Items from a figure collection
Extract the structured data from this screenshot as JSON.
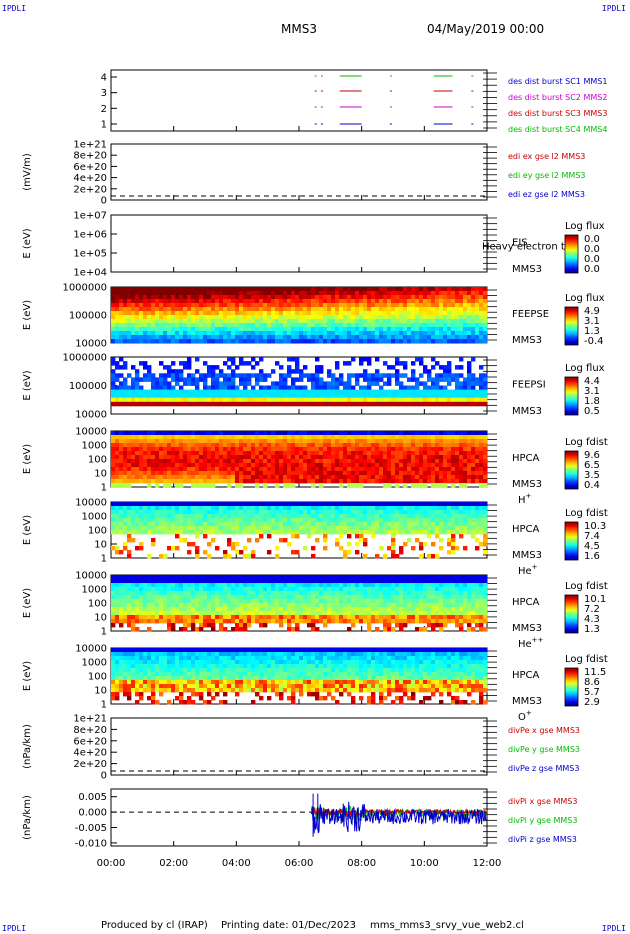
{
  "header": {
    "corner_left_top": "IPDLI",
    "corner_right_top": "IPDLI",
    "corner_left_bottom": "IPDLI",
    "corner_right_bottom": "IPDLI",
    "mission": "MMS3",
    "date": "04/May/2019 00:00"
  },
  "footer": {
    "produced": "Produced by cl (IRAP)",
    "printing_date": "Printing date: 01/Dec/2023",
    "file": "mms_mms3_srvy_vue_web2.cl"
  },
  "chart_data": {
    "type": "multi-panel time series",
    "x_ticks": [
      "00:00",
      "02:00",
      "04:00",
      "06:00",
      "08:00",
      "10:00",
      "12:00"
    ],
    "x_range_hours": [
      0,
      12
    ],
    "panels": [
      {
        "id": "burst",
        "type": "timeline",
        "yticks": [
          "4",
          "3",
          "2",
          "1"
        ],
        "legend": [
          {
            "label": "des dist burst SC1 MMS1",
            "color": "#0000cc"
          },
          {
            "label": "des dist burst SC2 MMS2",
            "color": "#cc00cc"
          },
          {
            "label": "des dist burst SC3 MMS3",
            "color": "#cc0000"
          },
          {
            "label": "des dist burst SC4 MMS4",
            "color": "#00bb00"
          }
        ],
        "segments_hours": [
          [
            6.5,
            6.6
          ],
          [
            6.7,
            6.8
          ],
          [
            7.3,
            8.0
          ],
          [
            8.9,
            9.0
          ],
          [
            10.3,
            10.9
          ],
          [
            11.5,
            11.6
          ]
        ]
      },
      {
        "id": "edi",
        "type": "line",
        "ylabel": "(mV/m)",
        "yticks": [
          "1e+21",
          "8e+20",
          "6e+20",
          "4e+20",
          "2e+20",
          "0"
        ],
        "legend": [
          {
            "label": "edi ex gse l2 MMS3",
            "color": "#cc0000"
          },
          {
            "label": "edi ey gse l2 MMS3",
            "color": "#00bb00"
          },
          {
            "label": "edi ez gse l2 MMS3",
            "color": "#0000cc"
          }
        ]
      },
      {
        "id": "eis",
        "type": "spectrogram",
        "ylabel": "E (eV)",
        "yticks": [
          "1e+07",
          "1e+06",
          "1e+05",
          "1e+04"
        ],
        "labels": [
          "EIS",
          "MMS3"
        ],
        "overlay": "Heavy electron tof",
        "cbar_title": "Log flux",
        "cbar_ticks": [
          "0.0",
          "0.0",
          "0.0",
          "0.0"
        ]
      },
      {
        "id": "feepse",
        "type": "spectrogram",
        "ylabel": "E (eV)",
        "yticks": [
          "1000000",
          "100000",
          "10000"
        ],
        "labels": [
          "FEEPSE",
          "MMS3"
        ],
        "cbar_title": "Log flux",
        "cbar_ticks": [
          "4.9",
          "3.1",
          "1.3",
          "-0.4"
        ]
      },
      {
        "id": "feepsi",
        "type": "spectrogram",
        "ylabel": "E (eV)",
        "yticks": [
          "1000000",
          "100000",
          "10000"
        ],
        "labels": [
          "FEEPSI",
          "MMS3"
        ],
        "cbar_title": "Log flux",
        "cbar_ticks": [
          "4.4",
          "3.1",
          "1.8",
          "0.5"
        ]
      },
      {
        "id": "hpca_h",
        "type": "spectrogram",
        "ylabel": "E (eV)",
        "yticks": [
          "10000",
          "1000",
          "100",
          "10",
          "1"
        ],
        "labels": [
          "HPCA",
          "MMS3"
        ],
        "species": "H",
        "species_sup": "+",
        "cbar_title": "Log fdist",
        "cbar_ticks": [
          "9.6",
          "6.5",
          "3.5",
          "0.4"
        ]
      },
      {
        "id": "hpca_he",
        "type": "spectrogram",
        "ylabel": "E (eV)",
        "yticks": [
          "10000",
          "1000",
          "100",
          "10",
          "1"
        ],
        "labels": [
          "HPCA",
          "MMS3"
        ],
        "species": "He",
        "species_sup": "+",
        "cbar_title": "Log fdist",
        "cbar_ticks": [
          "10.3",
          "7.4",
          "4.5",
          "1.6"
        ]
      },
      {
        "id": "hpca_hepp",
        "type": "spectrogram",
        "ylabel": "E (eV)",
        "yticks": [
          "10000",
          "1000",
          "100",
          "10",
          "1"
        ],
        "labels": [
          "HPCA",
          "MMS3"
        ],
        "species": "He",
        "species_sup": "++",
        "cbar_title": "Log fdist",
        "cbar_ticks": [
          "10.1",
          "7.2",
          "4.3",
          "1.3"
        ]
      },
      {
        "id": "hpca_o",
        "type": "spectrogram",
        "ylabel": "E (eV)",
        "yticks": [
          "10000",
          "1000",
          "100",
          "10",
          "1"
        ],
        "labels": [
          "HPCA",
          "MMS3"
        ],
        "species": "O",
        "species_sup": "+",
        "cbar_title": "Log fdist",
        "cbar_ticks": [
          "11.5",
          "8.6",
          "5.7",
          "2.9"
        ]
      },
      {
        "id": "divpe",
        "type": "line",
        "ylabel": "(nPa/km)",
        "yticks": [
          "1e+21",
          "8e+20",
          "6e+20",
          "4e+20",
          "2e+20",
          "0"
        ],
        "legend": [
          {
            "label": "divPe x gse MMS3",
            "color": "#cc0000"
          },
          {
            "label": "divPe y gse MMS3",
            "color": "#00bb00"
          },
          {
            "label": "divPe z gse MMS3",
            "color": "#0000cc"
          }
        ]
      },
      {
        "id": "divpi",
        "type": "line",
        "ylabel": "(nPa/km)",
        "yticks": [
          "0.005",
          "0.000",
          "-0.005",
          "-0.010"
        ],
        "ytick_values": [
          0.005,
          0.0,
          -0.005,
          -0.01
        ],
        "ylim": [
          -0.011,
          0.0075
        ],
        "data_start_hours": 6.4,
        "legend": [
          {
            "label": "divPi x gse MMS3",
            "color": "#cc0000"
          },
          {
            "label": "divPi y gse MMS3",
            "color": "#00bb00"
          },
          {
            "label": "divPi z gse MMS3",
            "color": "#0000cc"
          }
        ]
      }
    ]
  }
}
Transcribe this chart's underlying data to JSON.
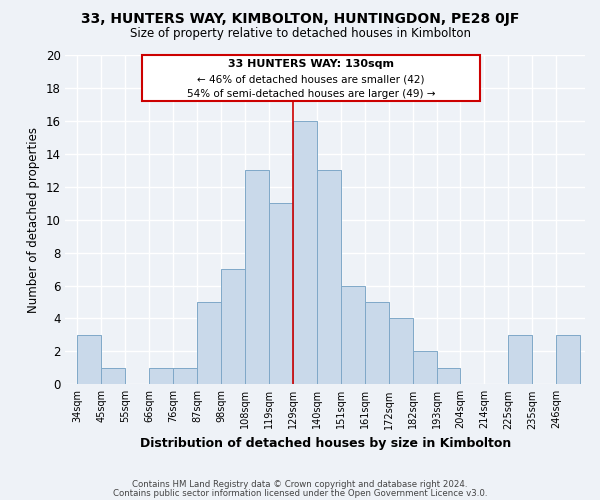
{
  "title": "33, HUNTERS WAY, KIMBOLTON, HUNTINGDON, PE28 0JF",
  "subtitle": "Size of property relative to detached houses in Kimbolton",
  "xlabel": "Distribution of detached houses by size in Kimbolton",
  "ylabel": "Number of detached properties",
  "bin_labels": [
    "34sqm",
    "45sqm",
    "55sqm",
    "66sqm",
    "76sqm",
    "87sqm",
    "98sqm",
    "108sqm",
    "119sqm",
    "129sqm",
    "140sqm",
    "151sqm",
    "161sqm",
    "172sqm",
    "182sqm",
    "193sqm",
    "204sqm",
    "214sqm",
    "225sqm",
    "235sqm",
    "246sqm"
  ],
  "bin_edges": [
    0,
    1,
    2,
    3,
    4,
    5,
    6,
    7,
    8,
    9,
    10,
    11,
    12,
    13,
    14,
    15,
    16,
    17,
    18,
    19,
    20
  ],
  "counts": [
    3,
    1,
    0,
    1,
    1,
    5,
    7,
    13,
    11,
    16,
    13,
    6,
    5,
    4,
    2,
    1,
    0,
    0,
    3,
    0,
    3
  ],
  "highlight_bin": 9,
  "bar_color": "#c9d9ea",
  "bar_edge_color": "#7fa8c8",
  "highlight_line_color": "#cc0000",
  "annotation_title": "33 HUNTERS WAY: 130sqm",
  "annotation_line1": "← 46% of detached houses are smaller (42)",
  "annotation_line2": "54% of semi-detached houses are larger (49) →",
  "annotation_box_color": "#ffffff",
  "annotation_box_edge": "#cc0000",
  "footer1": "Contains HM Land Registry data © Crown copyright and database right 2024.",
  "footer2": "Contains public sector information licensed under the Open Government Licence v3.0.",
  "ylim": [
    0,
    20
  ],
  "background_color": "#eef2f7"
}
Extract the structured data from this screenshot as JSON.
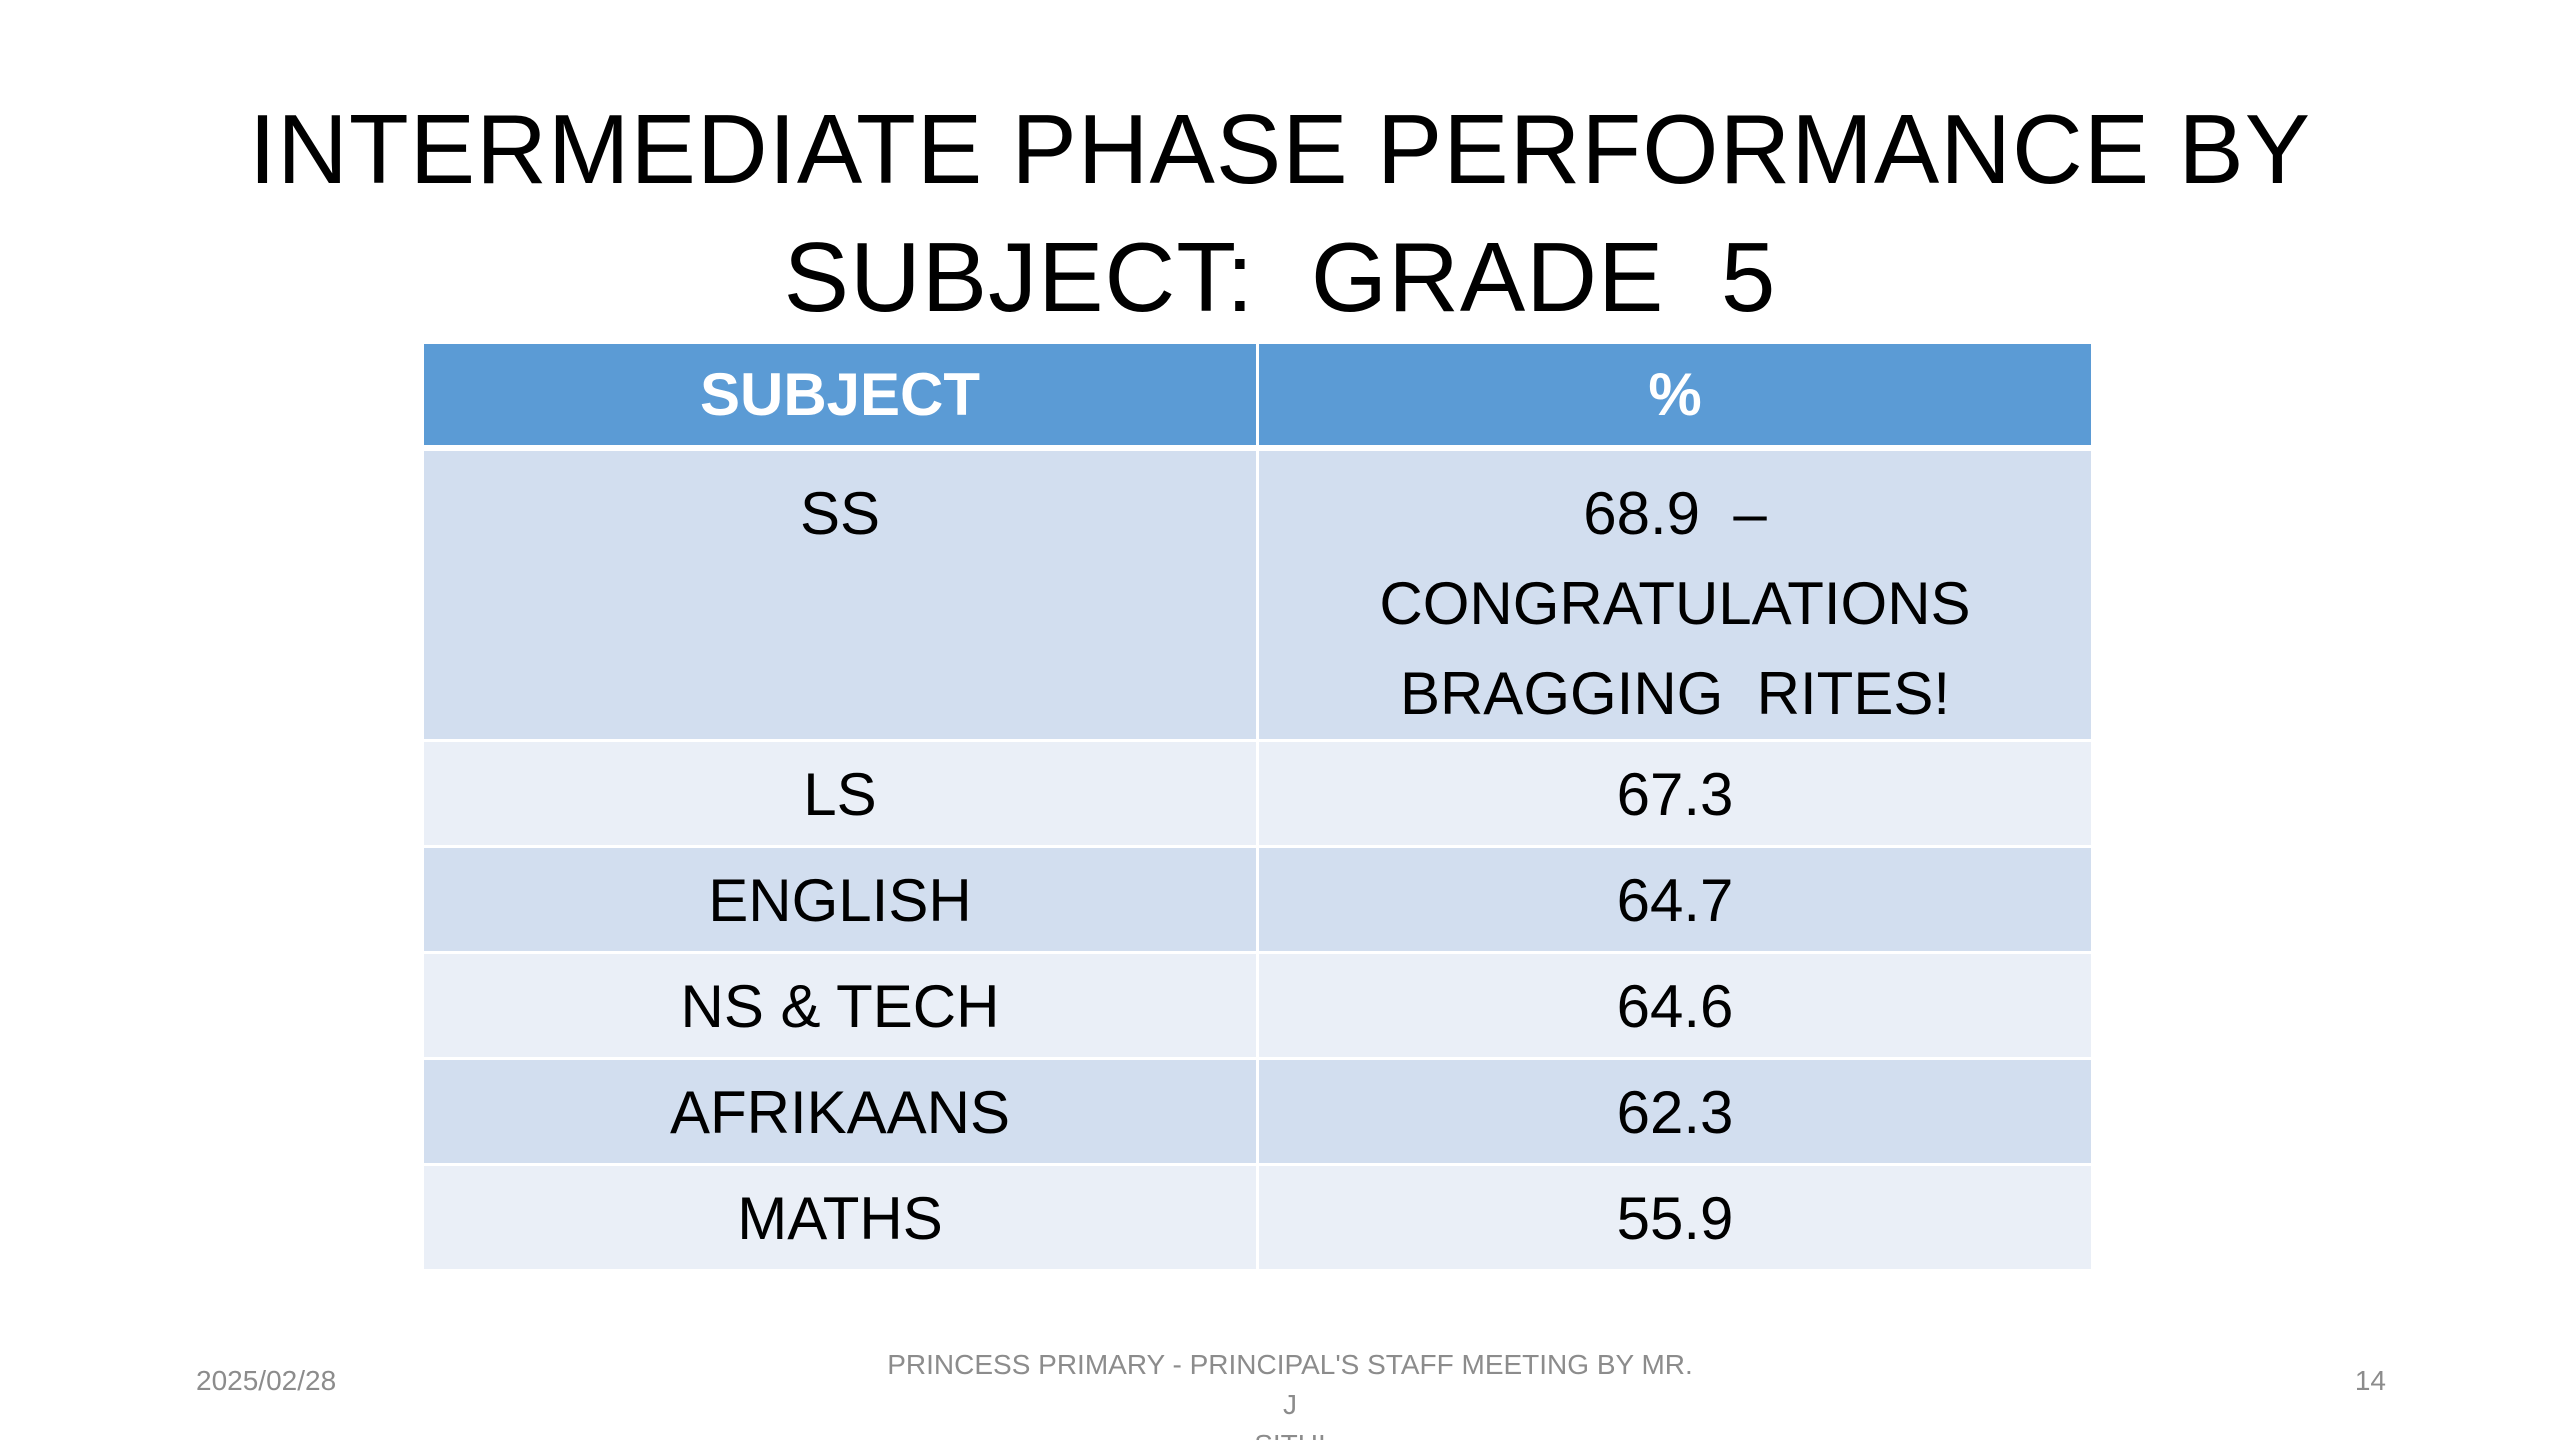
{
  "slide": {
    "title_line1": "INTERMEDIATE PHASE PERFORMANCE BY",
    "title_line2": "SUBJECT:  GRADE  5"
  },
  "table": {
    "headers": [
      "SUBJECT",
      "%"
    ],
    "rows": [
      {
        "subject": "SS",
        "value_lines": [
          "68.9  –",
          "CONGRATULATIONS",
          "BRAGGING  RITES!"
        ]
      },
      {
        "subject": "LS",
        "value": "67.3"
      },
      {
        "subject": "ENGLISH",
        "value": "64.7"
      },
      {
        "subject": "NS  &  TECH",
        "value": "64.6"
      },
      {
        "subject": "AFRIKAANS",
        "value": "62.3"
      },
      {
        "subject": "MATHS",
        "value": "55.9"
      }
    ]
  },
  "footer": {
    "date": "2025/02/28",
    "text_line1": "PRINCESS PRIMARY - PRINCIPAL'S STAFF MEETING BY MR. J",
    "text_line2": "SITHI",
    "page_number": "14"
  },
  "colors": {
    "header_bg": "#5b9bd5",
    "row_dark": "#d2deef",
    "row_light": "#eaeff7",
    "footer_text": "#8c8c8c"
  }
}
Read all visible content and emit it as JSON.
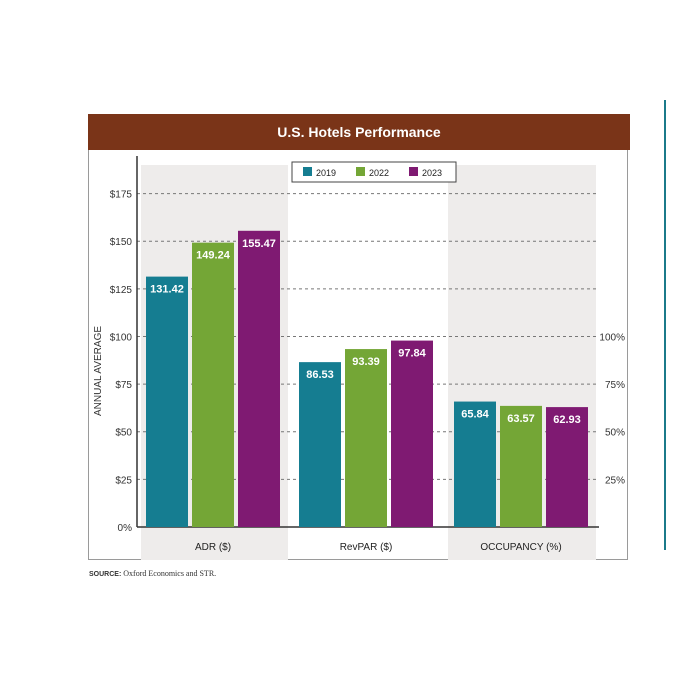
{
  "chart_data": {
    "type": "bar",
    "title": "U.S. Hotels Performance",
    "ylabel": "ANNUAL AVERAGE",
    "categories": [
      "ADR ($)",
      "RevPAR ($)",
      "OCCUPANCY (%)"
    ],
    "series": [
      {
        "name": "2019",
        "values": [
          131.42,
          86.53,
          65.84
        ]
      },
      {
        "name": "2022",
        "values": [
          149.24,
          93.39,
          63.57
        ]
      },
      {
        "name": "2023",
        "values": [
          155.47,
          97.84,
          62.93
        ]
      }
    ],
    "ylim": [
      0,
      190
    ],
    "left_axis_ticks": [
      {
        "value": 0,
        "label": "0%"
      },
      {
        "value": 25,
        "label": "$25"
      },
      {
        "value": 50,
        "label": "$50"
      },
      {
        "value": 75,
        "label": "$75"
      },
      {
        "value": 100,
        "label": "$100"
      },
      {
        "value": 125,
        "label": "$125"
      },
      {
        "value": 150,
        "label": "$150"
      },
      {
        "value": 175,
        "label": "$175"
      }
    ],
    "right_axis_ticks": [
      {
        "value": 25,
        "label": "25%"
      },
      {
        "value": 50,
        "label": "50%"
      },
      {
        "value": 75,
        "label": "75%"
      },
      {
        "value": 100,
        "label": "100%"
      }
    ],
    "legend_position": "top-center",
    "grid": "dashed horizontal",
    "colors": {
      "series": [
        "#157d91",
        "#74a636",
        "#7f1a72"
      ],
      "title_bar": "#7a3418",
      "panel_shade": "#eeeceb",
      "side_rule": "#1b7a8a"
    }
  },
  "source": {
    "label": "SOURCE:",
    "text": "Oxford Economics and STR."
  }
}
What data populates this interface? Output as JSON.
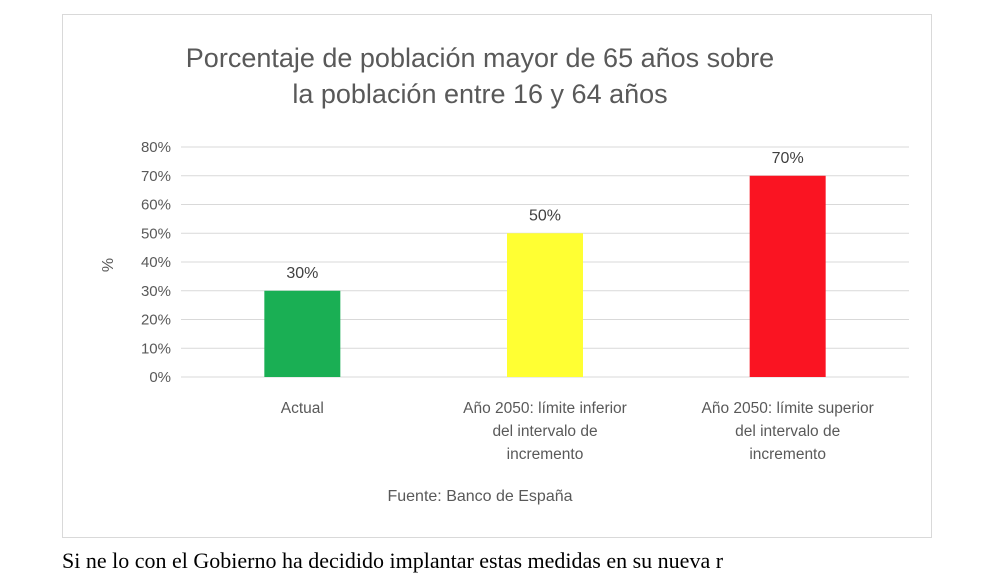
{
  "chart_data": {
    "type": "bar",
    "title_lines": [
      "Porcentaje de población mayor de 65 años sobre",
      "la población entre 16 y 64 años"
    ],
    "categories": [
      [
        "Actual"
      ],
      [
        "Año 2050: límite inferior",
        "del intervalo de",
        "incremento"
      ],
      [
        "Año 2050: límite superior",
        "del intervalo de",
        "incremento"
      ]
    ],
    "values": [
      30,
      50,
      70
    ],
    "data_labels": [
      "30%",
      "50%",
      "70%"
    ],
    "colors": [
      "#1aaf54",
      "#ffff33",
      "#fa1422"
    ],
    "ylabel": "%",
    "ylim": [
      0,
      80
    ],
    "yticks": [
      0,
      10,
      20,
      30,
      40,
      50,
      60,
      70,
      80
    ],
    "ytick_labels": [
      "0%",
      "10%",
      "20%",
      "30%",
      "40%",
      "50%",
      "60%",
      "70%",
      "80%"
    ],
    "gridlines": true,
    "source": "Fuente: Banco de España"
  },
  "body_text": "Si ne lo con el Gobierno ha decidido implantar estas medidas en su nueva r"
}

### Problem requirements
Extract every line that has the string "burst" in it.

### Written reply
        "id": "burst",
            "label": "des dist burst SC1 MMS1",
            "label": "des dist burst SC2 MMS2",
            "label": "des dist burst SC3 MMS3",
            "label": "des dist burst SC4 MMS4",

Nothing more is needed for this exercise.